◆ Supplied material ◆

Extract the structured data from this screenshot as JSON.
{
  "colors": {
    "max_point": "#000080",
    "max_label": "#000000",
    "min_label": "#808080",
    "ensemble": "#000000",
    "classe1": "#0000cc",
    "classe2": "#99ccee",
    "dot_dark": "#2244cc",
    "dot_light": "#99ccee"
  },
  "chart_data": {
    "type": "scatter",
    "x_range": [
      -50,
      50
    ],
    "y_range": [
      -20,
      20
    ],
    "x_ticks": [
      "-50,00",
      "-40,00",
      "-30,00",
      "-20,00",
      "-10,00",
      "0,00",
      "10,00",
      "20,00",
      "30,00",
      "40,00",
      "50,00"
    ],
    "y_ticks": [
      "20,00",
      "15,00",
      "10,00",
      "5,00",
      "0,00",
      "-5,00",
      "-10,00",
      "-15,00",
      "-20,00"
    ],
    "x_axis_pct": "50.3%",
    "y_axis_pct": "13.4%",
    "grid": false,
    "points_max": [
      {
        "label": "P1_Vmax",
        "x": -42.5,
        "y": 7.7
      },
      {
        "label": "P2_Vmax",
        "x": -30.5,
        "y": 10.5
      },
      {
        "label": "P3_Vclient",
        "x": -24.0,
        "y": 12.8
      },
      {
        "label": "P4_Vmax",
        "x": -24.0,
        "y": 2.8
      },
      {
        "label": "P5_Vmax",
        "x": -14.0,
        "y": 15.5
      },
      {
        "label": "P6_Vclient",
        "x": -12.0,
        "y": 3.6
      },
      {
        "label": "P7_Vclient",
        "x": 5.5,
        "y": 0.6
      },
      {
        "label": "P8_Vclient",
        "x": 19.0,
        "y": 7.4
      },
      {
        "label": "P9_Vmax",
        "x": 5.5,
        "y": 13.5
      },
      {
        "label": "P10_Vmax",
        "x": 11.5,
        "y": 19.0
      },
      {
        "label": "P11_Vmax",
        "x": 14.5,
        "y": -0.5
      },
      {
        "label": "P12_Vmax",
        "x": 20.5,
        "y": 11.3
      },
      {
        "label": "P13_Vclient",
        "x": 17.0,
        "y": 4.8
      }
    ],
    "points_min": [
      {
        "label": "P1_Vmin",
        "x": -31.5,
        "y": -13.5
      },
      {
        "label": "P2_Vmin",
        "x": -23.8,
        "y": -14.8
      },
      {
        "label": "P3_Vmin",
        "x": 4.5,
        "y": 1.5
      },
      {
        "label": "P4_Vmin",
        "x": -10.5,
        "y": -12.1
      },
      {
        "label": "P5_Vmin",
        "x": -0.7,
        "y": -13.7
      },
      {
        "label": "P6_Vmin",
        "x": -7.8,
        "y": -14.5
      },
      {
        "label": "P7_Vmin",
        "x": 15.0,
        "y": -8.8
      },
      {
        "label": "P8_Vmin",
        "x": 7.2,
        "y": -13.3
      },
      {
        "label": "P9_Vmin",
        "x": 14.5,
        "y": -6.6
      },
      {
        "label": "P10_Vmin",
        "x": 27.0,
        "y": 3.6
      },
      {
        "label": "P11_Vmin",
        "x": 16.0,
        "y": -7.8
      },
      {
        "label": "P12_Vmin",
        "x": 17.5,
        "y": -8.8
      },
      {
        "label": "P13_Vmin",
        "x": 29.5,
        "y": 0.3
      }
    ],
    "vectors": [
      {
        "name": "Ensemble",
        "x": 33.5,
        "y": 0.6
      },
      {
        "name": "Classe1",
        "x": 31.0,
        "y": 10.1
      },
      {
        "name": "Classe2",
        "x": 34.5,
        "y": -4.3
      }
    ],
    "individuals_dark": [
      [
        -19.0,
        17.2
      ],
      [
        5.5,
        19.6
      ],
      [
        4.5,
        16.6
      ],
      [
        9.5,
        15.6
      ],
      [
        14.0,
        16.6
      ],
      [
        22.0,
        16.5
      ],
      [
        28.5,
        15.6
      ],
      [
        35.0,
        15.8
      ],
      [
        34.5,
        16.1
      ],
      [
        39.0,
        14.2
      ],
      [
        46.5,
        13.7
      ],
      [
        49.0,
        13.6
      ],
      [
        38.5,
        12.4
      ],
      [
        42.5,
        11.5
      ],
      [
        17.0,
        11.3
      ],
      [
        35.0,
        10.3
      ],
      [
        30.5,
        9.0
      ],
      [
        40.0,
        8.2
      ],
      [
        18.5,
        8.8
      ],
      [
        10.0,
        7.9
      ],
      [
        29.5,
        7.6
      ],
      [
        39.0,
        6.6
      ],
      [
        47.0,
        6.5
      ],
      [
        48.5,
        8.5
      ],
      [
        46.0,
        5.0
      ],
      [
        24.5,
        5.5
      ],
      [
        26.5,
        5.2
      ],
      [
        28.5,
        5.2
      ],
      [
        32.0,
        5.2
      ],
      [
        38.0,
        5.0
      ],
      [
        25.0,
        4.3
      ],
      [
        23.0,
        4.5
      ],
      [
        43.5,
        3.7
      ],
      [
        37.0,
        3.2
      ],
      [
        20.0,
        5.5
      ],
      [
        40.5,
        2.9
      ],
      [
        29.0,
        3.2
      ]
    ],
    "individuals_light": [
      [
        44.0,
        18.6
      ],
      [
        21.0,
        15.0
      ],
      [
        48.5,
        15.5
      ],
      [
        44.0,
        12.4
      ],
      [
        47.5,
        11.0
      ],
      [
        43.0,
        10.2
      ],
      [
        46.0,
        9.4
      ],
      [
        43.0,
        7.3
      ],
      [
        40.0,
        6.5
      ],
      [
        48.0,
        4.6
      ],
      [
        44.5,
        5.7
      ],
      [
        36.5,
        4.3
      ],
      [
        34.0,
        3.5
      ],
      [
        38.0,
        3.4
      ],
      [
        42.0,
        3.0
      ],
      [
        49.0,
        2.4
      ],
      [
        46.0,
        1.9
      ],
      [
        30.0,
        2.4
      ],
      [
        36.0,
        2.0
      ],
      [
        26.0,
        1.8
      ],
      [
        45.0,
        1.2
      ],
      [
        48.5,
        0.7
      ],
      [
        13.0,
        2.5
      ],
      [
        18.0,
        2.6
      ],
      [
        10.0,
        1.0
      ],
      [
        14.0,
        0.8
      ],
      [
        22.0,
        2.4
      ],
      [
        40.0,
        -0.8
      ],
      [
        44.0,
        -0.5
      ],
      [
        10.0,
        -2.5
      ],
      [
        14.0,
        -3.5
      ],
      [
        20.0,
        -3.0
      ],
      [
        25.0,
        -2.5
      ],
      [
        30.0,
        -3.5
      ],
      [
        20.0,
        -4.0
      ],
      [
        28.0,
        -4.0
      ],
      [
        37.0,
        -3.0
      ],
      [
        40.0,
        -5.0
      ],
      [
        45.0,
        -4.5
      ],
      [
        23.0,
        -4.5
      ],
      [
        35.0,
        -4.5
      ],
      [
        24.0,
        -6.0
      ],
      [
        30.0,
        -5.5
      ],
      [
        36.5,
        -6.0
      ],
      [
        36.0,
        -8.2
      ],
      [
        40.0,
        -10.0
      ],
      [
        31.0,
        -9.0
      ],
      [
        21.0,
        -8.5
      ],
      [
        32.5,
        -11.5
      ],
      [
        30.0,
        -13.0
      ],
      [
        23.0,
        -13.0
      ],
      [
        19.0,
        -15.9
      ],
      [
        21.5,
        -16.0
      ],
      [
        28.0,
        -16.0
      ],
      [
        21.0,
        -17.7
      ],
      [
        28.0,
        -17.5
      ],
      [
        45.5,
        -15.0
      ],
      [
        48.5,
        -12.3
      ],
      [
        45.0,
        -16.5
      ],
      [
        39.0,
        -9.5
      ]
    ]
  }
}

◆ Goal ◆
Lines of the material that contain the word "name" are to be gathered.

◆ Task response ◆
        "name": "Ensemble",
        "name": "Classe1",
        "name": "Classe2",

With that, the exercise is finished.